╭─ Supplied information

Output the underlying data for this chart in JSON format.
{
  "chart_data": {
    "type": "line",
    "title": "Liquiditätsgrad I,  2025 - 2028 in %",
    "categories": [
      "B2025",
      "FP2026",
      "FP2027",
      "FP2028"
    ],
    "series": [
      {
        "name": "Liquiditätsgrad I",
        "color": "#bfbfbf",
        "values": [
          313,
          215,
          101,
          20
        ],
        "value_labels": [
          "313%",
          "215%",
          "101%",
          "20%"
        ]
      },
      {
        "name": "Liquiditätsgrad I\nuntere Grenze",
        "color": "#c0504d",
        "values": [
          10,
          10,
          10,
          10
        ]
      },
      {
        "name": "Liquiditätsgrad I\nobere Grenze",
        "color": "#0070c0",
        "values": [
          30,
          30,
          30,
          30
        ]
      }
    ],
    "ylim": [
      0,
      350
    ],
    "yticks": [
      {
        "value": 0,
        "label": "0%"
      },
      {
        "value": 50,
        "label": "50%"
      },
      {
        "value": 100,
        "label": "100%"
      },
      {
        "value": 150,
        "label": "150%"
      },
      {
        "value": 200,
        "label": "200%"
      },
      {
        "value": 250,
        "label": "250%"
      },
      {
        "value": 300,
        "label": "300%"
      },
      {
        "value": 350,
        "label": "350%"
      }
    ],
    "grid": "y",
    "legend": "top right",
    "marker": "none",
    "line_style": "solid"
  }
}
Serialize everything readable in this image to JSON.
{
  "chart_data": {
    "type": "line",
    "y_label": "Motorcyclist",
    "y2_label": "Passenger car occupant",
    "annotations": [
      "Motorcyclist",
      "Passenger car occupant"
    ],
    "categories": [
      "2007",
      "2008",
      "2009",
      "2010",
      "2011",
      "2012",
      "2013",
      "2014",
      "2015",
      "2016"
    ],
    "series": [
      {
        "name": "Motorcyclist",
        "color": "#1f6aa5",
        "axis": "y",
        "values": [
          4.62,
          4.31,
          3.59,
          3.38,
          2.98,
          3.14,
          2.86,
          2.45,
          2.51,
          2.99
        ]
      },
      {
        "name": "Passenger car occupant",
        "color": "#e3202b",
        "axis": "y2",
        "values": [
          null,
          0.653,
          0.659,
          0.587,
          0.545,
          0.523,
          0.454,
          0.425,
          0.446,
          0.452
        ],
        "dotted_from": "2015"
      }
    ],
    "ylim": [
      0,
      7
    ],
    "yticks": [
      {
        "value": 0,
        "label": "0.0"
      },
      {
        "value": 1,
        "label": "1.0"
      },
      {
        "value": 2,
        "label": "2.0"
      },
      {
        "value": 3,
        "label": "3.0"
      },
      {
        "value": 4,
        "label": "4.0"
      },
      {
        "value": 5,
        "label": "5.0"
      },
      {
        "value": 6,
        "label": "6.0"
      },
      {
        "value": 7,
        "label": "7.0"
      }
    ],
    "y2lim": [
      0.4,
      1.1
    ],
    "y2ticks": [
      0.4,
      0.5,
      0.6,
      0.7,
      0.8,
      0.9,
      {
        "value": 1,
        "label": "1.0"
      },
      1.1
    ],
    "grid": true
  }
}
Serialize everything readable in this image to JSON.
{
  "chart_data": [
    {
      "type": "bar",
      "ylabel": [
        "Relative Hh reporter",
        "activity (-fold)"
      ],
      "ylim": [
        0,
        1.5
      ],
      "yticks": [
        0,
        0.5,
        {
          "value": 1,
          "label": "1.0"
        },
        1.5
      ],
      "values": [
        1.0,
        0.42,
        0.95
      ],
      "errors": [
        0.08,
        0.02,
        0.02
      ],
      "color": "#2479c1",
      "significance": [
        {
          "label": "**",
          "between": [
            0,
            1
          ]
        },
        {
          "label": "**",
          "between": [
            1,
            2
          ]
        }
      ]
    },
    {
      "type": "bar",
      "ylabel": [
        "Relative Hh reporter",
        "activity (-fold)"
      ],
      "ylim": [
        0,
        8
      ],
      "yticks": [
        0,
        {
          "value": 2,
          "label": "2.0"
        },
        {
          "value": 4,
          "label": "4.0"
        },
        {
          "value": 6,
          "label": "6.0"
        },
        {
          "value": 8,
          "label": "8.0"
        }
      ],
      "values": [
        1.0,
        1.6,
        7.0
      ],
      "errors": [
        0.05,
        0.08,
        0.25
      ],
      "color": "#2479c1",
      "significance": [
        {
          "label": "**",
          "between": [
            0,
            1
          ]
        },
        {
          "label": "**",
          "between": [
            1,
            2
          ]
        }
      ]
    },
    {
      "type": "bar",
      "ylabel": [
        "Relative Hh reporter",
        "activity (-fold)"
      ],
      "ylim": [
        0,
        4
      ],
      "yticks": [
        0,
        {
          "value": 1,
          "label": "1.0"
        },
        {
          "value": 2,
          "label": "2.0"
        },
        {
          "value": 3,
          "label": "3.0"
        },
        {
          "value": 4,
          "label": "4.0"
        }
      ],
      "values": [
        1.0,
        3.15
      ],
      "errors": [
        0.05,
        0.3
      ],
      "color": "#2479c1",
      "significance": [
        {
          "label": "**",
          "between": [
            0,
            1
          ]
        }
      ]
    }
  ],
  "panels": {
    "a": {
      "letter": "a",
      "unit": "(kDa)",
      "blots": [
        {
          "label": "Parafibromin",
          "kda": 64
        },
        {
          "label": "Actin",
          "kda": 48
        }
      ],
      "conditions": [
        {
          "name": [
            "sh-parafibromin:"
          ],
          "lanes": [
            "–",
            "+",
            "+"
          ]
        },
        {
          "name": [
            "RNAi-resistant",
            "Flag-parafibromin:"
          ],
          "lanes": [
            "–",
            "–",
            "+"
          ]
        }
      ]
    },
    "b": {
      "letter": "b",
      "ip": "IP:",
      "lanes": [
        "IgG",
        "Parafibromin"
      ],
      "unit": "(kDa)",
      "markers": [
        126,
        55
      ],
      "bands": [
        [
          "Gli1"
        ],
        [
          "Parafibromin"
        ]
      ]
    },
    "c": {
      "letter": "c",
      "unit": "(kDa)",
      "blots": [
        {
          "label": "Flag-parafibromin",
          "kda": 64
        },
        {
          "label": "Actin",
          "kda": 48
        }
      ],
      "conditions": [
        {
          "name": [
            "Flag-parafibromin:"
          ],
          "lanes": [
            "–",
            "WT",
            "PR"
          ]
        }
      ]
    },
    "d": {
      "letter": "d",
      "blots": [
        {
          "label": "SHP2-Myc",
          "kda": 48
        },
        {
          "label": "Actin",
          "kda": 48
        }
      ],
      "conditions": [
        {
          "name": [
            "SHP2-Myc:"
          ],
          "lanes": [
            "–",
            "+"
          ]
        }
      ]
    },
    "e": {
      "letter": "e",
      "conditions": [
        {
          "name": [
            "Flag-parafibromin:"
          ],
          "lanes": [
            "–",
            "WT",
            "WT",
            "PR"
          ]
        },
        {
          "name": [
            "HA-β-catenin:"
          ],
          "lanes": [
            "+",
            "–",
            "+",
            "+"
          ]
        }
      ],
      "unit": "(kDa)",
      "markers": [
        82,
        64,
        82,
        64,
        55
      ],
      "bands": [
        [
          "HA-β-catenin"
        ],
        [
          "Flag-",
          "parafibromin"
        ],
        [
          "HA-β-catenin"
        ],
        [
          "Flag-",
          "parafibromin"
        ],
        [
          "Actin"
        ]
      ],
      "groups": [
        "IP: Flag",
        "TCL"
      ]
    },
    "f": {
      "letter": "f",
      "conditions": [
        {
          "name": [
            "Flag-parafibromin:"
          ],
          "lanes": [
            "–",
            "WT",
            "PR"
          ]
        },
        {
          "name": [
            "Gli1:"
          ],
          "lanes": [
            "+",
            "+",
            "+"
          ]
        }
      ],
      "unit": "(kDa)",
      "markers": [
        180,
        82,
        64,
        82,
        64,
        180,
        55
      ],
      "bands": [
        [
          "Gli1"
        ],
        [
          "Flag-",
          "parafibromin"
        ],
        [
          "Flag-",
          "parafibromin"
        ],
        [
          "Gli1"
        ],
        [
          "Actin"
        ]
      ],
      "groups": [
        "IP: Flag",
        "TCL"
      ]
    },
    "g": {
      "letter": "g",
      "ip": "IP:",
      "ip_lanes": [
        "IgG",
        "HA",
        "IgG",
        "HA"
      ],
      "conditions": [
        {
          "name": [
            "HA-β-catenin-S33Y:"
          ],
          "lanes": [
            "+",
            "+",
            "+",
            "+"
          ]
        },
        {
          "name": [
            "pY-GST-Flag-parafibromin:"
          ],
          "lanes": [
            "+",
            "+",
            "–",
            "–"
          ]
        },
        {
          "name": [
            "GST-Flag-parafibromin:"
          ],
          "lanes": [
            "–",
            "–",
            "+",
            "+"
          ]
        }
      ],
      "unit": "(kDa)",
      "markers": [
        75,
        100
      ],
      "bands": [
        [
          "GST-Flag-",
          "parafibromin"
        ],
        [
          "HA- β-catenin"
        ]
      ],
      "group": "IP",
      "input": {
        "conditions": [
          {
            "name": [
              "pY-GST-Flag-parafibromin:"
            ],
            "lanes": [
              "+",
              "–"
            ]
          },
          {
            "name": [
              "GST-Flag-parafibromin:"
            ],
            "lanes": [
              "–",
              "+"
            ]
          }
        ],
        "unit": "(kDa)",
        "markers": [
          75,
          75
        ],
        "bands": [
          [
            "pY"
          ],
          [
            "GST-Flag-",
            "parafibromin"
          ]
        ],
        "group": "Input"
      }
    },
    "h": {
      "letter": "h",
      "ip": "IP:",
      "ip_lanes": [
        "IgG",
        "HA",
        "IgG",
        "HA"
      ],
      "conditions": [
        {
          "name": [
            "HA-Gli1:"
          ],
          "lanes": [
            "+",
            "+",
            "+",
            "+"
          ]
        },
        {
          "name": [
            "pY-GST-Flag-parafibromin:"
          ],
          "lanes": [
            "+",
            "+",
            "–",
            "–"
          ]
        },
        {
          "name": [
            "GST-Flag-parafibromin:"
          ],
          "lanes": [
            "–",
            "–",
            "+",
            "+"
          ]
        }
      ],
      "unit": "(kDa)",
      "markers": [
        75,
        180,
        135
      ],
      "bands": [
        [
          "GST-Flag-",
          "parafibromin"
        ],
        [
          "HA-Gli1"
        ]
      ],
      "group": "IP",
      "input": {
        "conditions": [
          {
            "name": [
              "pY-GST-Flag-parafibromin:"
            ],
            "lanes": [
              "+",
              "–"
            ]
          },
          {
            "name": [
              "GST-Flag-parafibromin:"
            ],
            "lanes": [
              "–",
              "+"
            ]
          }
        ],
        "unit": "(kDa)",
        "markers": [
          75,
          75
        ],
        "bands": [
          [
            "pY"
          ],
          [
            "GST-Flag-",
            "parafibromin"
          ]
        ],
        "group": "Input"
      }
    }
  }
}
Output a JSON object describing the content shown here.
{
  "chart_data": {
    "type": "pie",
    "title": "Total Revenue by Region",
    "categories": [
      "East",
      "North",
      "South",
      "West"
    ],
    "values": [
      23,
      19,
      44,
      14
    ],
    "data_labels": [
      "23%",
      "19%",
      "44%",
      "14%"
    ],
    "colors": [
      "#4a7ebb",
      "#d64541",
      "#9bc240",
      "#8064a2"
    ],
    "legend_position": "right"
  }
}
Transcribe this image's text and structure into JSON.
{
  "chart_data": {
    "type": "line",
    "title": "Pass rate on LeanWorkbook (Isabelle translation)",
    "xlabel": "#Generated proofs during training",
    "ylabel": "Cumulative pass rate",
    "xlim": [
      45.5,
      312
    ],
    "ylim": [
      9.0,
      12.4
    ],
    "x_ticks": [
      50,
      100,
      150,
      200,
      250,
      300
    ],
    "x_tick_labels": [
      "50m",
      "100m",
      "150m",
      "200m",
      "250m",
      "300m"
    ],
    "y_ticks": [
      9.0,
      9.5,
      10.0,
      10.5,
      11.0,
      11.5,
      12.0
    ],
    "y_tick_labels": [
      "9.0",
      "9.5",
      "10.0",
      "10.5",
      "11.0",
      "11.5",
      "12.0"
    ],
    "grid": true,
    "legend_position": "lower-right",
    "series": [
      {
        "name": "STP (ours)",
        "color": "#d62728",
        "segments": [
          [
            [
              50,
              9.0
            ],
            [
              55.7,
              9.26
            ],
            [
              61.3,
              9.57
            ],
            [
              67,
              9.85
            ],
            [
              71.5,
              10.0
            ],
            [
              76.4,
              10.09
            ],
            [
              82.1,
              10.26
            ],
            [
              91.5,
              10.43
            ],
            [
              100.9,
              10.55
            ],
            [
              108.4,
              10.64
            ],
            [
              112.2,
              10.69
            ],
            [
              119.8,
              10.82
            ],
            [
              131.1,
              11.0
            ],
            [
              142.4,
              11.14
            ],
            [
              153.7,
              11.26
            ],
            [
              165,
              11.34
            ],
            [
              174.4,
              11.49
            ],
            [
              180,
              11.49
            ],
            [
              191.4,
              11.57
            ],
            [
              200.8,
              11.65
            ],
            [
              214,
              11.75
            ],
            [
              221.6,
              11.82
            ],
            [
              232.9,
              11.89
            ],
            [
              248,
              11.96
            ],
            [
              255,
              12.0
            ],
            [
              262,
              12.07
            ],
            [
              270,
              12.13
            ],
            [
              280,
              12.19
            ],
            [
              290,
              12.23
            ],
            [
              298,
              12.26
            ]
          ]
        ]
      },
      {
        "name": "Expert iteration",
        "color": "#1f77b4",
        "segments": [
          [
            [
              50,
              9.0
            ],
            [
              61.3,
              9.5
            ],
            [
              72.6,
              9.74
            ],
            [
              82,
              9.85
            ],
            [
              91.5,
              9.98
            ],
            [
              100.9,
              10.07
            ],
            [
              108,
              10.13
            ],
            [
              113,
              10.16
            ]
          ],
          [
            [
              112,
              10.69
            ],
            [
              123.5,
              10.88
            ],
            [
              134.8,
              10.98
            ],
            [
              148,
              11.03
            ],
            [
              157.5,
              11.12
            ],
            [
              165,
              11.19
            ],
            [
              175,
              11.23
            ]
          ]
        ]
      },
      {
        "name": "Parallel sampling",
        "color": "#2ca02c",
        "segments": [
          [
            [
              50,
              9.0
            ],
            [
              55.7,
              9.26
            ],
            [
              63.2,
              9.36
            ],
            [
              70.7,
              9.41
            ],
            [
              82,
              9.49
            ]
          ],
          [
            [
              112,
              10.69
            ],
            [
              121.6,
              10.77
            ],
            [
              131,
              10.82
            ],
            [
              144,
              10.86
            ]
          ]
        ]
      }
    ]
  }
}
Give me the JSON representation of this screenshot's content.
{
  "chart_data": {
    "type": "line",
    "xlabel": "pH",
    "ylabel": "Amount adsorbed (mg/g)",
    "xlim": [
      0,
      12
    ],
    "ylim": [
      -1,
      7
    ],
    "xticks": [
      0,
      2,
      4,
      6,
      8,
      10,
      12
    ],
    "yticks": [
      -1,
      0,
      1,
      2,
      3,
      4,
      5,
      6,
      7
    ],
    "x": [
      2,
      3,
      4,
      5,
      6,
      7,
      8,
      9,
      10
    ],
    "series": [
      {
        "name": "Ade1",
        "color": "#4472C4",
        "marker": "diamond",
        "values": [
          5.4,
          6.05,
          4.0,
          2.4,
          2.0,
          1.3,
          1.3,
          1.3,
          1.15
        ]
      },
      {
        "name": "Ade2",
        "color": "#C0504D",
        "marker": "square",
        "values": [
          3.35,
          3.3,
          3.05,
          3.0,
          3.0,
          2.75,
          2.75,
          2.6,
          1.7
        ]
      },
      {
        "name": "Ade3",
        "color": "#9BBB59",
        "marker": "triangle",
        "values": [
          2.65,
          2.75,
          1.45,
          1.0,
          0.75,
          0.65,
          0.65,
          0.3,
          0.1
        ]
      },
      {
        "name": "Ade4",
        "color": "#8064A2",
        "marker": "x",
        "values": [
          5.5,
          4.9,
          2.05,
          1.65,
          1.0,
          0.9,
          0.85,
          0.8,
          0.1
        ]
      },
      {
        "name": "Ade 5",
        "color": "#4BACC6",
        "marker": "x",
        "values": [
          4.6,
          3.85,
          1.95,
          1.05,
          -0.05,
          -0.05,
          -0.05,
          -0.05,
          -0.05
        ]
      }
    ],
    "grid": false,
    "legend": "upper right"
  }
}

╰─

▶ _Work to do_:
Search the listing for the word "letter". Copy every line in which it occurs.

▶ _Completed exercise_:
      "letter": "a",
      "letter": "b",
      "letter": "c",
      "letter": "d",
      "letter": "e",
      "letter": "f",
      "letter": "g",
      "letter": "h",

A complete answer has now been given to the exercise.